=== SET EXERCISE ===
Please update these lines so that every "elements" becomes "items" and everything else stays the same, leaving the pictures out.

-- begin MATERIAL PROVIDED --

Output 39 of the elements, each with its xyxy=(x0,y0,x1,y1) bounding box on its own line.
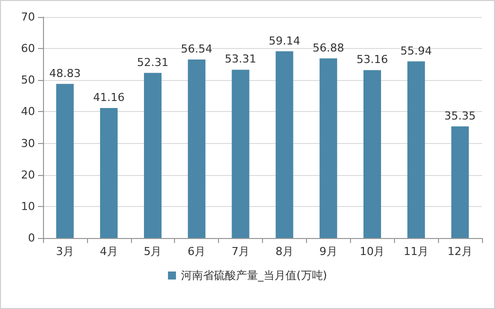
y-tick-label: 10 xyxy=(21,200,35,213)
x-tick-label: 10月 xyxy=(360,245,385,258)
data-label: 53.31 xyxy=(224,52,256,66)
x-tick-label: 12月 xyxy=(448,245,473,258)
bar xyxy=(276,51,294,238)
y-tick-label: 40 xyxy=(21,105,35,118)
x-tick-label: 11月 xyxy=(404,245,429,258)
legend-label: 河南省硫酸产量_当月值(万吨) xyxy=(180,269,328,282)
data-label: 53.16 xyxy=(356,53,388,66)
y-tick-label: 70 xyxy=(21,10,35,24)
y-tick-label: 20 xyxy=(21,168,35,182)
y-tick-label: 30 xyxy=(21,136,35,150)
bar xyxy=(188,59,206,238)
x-tick-label: 3月 xyxy=(56,245,74,258)
bar xyxy=(144,72,162,238)
data-label: 52.31 xyxy=(137,56,168,69)
bar xyxy=(100,108,118,238)
x-tick-label: 4月 xyxy=(100,245,118,258)
y-tick-label: 50 xyxy=(21,74,35,87)
x-tick-label: 5月 xyxy=(144,245,162,258)
y-tick-label: 0 xyxy=(28,232,35,244)
y-tick-label: 60 xyxy=(21,42,35,56)
x-tick-label: 7月 xyxy=(232,245,250,258)
x-tick-label: 8月 xyxy=(275,245,294,258)
x-tick-label: 9月 xyxy=(319,245,338,258)
bar xyxy=(56,84,74,238)
bar xyxy=(320,58,338,238)
data-label: 56.88 xyxy=(312,41,344,54)
bar xyxy=(407,61,425,238)
bar xyxy=(451,126,469,238)
x-tick-label: 6月 xyxy=(188,245,206,258)
data-label: 41.16 xyxy=(93,91,125,104)
data-label: 48.83 xyxy=(49,66,81,80)
data-label: 56.54 xyxy=(180,42,212,56)
data-label: 55.94 xyxy=(400,44,432,58)
data-label: 59.14 xyxy=(268,34,300,48)
bar xyxy=(232,70,250,238)
data-label: 35.35 xyxy=(444,109,476,122)
bar xyxy=(363,70,382,238)
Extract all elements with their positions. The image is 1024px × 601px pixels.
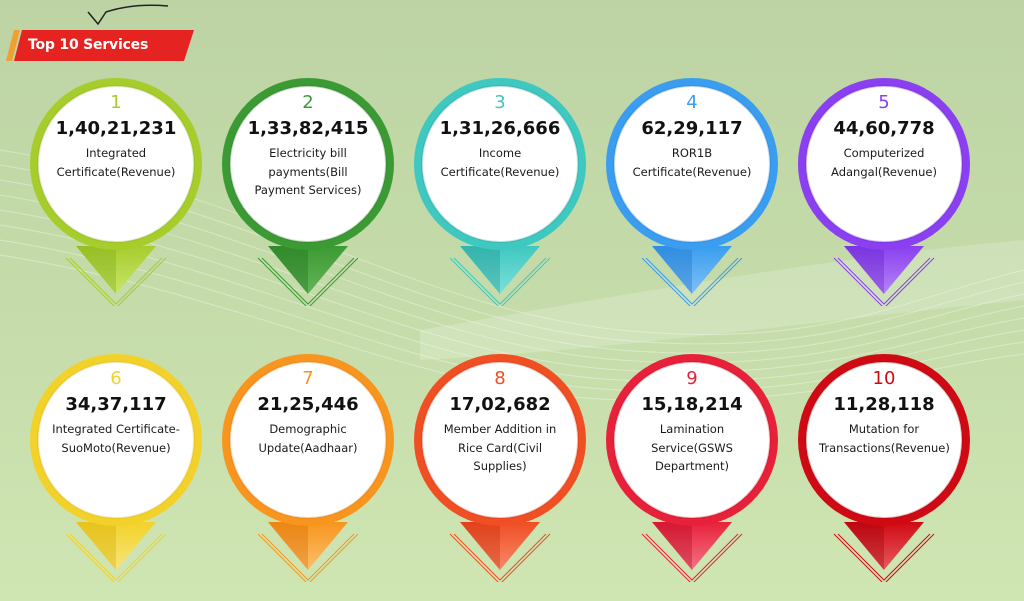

-- end MATERIAL PROVIDED --

=== THE ANSWER ===
Output 39 of the items, each with its xyxy=(x0,y0,x1,y1) bounding box on its own line.
y-tick-label: 10 xyxy=(21,200,35,213)
x-tick-label: 10月 xyxy=(360,245,385,258)
data-label: 53.31 xyxy=(224,52,256,66)
x-tick-label: 12月 xyxy=(448,245,473,258)
bar xyxy=(276,51,294,238)
y-tick-label: 40 xyxy=(21,105,35,118)
x-tick-label: 11月 xyxy=(404,245,429,258)
legend-label: 河南省硫酸产量_当月值(万吨) xyxy=(180,269,328,282)
data-label: 53.16 xyxy=(356,53,388,66)
y-tick-label: 70 xyxy=(21,10,35,24)
y-tick-label: 20 xyxy=(21,168,35,182)
y-tick-label: 30 xyxy=(21,136,35,150)
bar xyxy=(188,59,206,238)
x-tick-label: 3月 xyxy=(56,245,74,258)
bar xyxy=(144,72,162,238)
data-label: 52.31 xyxy=(137,56,168,69)
bar xyxy=(100,108,118,238)
x-tick-label: 4月 xyxy=(100,245,118,258)
y-tick-label: 50 xyxy=(21,74,35,87)
x-tick-label: 5月 xyxy=(144,245,162,258)
y-tick-label: 0 xyxy=(28,232,35,244)
y-tick-label: 60 xyxy=(21,42,35,56)
x-tick-label: 7月 xyxy=(232,245,250,258)
x-tick-label: 8月 xyxy=(275,245,294,258)
x-tick-label: 9月 xyxy=(319,245,338,258)
bar xyxy=(56,84,74,238)
bar xyxy=(320,58,338,238)
data-label: 56.88 xyxy=(312,41,344,54)
bar xyxy=(407,61,425,238)
bar xyxy=(451,126,469,238)
x-tick-label: 6月 xyxy=(188,245,206,258)
data-label: 41.16 xyxy=(93,91,125,104)
data-label: 48.83 xyxy=(49,66,81,80)
data-label: 56.54 xyxy=(180,42,212,56)
data-label: 55.94 xyxy=(400,44,432,58)
data-label: 59.14 xyxy=(268,34,300,48)
bar xyxy=(232,70,250,238)
data-label: 35.35 xyxy=(444,109,476,122)
bar xyxy=(363,70,382,238)
Extract all items with their positions. The image is 1024px × 601px pixels.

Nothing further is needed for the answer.